_DATA TO PROCESS_.
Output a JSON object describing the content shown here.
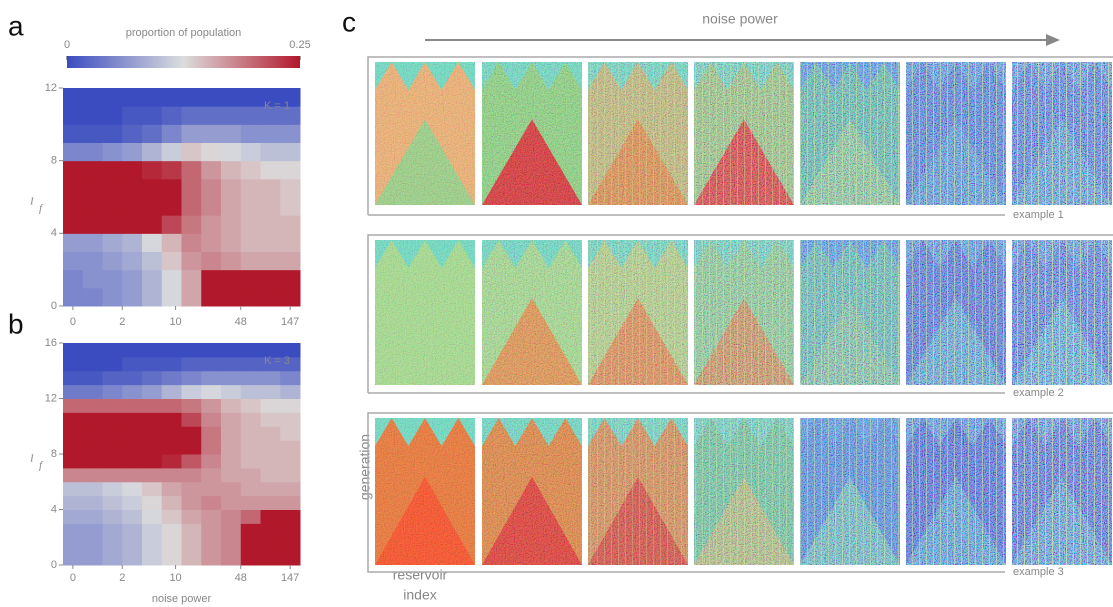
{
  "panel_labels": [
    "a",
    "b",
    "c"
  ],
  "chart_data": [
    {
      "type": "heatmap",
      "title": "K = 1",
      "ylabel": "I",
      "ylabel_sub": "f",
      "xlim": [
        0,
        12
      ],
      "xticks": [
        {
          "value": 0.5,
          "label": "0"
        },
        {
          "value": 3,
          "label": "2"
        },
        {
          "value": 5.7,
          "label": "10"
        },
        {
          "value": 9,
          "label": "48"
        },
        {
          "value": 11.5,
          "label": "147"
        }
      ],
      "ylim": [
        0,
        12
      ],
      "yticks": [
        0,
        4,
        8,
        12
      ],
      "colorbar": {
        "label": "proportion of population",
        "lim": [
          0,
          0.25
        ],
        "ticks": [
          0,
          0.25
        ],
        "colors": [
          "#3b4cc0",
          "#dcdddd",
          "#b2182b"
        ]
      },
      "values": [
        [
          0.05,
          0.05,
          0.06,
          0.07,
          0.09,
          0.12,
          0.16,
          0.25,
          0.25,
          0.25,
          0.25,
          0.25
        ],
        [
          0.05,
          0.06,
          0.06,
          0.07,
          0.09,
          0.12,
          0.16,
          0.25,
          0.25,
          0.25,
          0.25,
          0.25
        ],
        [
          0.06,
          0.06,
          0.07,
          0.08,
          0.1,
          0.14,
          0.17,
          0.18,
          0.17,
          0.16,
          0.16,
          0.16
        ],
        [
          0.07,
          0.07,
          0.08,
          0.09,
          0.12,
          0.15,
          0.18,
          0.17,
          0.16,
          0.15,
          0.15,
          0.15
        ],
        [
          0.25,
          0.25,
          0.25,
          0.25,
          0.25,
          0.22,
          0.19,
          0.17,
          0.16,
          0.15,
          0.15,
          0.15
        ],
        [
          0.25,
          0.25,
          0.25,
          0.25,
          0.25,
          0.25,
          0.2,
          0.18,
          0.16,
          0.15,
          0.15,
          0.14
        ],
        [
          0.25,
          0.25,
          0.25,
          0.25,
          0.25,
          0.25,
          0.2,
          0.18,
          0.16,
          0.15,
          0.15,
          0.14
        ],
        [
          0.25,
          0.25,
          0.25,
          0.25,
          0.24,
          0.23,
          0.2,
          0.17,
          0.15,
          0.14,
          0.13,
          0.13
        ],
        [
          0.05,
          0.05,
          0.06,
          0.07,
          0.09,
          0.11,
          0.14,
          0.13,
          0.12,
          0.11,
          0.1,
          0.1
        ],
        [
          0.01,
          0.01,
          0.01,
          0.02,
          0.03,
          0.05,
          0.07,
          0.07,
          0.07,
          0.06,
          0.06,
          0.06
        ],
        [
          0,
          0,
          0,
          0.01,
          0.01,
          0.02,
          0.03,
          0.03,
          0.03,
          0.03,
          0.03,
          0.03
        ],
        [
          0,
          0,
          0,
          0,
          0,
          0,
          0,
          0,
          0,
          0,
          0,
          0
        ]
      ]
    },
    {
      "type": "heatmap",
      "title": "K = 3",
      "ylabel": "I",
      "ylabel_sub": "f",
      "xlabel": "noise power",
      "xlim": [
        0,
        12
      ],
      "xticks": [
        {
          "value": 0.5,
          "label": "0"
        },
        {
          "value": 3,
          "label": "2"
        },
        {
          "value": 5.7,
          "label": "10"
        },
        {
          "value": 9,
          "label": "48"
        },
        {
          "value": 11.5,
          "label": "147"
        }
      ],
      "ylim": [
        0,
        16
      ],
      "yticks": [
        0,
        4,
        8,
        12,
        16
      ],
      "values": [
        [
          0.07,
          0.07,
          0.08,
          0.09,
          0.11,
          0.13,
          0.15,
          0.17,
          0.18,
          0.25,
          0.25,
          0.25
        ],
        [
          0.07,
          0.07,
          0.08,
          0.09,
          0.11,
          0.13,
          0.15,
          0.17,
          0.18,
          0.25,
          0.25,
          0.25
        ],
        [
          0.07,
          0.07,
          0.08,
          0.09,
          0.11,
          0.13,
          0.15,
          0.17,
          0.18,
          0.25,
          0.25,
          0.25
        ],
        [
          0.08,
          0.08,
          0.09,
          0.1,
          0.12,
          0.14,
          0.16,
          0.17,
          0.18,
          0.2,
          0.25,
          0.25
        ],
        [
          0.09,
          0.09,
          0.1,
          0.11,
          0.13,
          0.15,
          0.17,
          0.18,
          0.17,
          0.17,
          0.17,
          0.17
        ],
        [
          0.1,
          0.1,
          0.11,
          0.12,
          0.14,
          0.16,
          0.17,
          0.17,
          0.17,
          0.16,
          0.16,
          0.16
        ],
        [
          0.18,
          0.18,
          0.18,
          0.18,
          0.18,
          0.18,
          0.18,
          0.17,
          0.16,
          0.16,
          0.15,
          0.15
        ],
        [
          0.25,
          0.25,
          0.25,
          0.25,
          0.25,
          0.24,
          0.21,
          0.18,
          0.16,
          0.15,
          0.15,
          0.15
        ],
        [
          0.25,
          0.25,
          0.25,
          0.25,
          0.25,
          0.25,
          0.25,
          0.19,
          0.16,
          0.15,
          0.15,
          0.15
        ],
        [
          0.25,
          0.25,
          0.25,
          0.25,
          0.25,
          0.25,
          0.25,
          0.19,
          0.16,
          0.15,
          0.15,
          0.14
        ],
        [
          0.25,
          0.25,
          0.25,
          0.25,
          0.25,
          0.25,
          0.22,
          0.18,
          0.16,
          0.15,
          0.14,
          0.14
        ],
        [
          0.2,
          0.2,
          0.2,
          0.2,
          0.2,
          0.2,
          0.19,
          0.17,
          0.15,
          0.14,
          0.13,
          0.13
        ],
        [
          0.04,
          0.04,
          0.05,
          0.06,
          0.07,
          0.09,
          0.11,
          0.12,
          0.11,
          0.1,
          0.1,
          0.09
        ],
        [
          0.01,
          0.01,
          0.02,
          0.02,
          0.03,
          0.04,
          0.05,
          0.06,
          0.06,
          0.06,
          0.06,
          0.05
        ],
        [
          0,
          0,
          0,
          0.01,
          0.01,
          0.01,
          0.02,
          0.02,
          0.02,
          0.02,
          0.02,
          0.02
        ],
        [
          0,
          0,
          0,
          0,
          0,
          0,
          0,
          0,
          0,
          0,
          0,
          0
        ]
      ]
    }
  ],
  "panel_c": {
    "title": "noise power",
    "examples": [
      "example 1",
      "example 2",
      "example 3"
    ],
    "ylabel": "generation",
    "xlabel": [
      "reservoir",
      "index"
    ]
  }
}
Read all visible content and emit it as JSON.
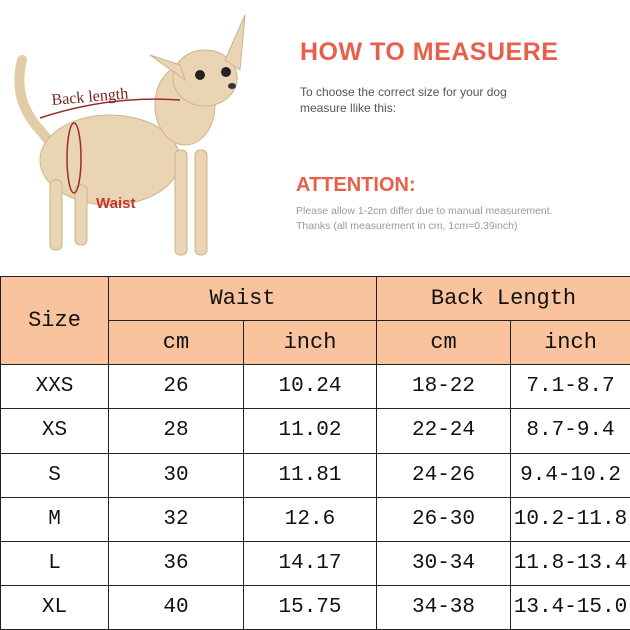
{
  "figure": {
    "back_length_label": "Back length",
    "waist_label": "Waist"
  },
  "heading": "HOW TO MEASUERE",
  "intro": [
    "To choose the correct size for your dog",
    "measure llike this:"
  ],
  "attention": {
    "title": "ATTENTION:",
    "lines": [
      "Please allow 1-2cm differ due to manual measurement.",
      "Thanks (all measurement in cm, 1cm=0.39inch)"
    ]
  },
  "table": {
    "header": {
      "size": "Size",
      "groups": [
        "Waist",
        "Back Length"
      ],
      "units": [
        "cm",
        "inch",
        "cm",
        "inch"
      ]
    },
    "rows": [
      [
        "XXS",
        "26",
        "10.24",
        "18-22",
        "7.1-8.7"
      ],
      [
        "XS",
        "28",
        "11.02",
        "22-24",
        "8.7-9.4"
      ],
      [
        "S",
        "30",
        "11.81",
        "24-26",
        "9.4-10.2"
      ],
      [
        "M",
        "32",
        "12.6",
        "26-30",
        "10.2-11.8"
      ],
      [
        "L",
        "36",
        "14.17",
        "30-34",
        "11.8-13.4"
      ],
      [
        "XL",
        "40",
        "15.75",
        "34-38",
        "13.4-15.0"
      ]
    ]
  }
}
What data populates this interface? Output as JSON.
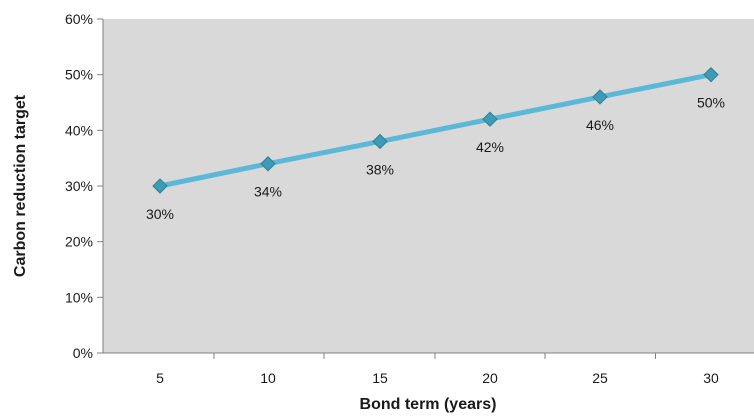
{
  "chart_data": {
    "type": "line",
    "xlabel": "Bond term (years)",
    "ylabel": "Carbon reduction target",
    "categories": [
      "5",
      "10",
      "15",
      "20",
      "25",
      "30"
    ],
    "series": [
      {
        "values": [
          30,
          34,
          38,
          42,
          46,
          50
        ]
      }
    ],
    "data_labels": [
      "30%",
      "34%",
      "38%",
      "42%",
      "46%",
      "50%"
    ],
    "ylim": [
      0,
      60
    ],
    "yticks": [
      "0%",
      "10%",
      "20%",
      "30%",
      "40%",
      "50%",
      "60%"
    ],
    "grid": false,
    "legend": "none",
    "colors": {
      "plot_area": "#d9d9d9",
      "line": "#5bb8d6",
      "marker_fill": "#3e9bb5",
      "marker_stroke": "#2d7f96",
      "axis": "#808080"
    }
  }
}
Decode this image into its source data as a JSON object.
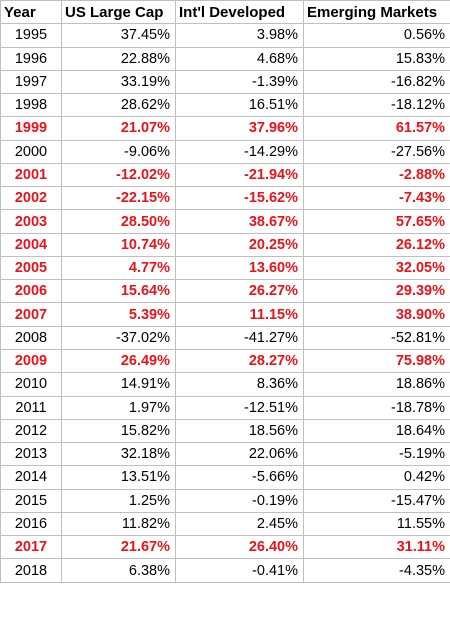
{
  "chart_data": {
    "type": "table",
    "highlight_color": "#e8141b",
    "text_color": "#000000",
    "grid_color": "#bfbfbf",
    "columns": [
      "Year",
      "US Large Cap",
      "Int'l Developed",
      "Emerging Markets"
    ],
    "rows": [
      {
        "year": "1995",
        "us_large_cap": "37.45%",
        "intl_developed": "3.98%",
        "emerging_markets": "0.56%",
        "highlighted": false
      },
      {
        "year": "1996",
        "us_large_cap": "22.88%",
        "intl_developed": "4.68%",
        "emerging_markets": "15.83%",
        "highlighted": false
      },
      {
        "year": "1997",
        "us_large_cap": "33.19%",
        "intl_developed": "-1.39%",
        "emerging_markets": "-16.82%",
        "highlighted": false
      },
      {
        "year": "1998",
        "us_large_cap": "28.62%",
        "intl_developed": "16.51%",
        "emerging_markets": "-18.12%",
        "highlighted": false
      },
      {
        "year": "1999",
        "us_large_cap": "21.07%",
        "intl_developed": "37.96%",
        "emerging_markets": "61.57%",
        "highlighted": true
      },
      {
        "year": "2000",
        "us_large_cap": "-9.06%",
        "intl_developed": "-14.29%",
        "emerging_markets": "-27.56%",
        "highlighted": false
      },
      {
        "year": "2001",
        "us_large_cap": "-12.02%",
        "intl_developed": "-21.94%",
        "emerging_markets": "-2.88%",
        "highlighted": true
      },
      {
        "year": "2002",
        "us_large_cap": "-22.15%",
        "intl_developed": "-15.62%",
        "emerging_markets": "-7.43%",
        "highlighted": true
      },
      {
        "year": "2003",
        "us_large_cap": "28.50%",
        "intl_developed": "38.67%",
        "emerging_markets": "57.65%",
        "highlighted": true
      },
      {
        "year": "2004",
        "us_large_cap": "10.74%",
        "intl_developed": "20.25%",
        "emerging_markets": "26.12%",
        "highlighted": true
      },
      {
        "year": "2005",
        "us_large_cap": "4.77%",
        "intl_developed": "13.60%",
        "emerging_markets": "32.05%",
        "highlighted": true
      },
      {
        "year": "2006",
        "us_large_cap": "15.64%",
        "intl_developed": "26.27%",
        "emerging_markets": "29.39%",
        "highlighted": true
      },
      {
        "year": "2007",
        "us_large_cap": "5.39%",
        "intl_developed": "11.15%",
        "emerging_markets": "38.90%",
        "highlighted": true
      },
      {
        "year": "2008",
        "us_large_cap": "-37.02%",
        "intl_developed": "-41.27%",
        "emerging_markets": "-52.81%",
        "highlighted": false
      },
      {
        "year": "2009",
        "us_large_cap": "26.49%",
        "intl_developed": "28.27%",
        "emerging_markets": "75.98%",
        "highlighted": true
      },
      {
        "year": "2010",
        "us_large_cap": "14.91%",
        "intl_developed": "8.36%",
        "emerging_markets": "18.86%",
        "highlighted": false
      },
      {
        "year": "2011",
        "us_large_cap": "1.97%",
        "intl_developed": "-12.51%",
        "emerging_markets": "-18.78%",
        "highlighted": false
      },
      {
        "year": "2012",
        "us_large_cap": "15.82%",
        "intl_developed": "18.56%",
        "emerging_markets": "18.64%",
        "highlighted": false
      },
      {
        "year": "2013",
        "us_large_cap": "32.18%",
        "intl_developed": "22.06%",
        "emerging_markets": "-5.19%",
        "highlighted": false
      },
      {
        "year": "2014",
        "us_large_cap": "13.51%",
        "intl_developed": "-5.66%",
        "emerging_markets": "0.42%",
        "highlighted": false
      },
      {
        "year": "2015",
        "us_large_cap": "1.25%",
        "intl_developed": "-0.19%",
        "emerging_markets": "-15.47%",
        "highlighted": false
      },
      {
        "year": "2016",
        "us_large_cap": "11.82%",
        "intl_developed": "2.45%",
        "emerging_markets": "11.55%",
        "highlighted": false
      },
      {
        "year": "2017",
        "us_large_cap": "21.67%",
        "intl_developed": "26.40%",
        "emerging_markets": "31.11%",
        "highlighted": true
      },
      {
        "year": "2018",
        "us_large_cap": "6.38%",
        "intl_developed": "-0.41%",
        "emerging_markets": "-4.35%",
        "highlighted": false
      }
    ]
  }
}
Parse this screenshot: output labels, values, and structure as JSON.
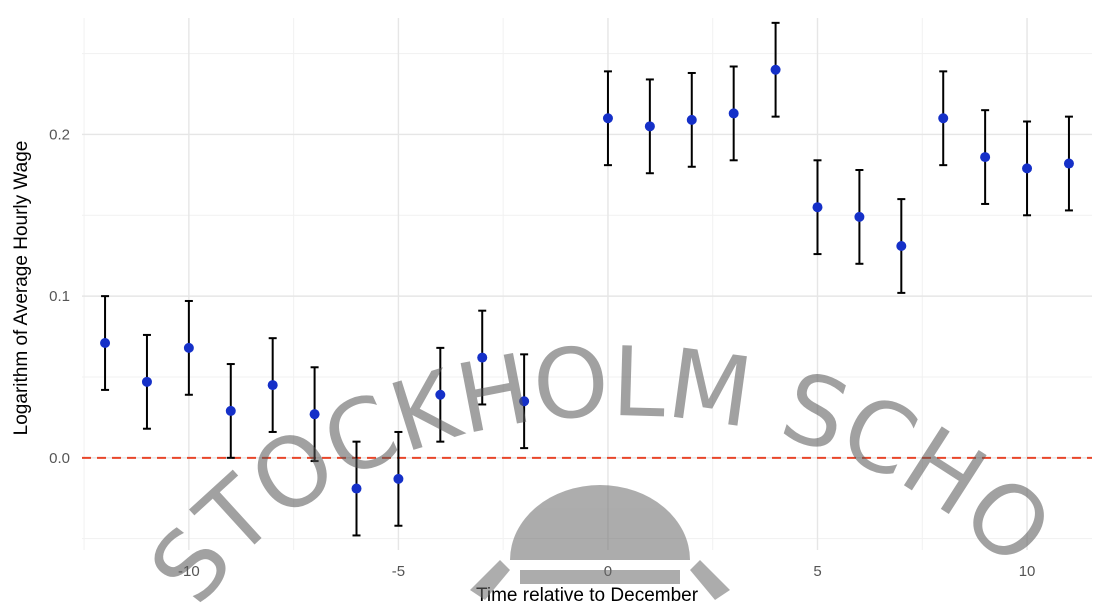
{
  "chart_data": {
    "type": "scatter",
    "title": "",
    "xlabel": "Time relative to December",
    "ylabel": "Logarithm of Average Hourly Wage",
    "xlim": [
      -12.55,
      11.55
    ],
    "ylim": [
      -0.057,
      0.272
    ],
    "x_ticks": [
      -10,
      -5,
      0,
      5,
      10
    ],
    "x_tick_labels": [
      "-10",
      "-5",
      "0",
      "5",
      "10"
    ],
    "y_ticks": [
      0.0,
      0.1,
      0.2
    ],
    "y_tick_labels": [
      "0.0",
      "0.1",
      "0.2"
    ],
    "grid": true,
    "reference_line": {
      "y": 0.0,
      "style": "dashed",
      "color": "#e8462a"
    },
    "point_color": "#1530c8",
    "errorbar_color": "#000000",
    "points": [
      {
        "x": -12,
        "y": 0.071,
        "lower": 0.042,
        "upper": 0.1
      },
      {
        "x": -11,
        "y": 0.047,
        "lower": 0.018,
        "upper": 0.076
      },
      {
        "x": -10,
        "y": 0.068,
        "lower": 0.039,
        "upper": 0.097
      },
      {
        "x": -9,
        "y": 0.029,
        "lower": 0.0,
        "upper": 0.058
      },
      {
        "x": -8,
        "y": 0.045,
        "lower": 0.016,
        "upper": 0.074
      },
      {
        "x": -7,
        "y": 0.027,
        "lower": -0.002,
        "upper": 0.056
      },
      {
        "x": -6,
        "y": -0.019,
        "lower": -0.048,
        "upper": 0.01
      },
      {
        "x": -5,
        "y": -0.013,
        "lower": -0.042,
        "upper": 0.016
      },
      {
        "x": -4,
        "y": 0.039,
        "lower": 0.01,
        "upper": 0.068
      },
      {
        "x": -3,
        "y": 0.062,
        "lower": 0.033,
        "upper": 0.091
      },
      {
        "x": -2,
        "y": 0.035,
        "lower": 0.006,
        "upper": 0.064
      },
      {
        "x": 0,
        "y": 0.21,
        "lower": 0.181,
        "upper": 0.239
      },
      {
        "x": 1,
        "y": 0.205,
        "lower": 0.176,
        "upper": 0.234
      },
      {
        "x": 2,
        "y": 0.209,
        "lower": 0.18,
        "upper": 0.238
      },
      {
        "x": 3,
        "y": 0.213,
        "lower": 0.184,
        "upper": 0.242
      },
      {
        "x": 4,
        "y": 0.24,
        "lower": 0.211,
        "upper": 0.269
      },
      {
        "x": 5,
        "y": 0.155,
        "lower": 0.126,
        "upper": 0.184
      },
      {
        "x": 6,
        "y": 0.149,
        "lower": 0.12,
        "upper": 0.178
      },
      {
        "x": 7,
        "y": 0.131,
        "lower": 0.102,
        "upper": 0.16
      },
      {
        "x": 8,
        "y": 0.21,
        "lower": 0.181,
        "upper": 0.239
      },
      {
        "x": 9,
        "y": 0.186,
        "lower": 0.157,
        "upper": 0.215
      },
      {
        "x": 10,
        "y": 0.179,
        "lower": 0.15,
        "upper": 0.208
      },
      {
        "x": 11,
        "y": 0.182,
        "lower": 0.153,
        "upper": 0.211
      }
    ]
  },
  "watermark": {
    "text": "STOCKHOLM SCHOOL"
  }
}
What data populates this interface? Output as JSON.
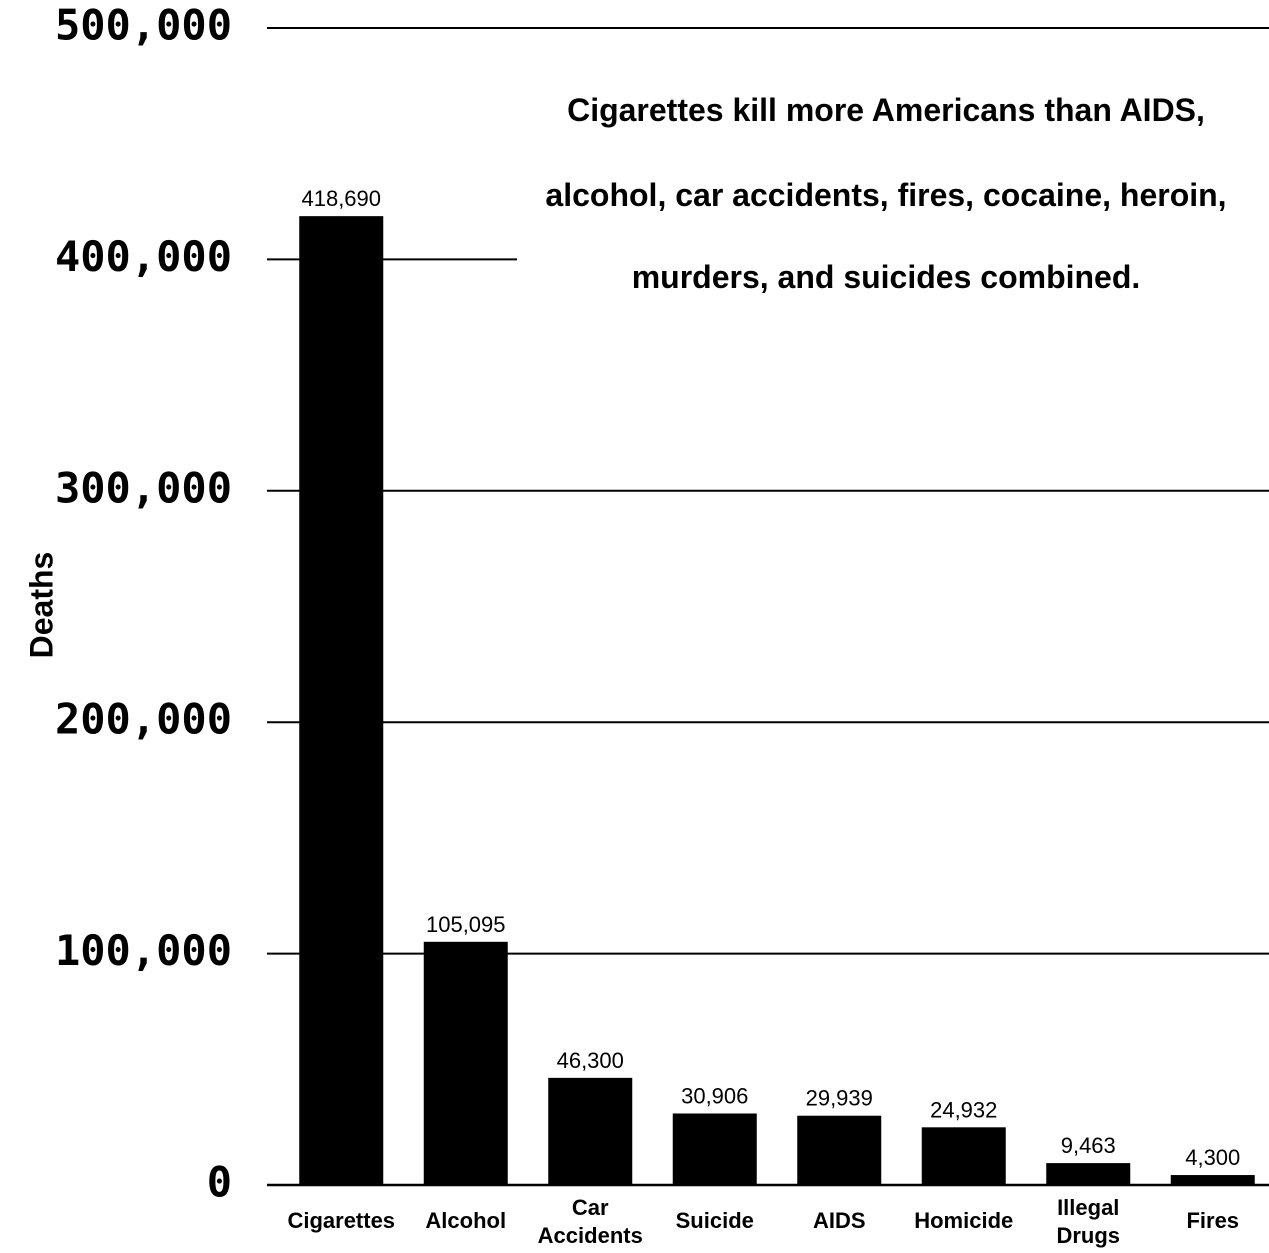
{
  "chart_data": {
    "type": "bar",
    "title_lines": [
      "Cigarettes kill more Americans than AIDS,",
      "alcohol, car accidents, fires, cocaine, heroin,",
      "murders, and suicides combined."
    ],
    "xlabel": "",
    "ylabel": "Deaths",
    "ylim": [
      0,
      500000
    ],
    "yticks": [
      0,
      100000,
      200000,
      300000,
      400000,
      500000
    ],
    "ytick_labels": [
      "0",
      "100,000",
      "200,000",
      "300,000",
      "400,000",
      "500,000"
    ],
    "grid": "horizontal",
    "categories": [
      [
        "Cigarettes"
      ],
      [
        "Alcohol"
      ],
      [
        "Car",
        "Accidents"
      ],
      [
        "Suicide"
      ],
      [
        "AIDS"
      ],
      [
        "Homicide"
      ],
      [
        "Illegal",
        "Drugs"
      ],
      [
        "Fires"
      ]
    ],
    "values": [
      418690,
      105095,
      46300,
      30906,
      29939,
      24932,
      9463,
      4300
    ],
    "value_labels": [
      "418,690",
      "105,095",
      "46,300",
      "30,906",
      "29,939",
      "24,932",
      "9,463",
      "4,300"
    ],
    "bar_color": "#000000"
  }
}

_WORK INSTRUCTIONS_. Which lines hold the word "size"? Copy each of them from the records.

_TASK RESPONSE_.
    "To choose the correct size for your dog",
      "size": "Size",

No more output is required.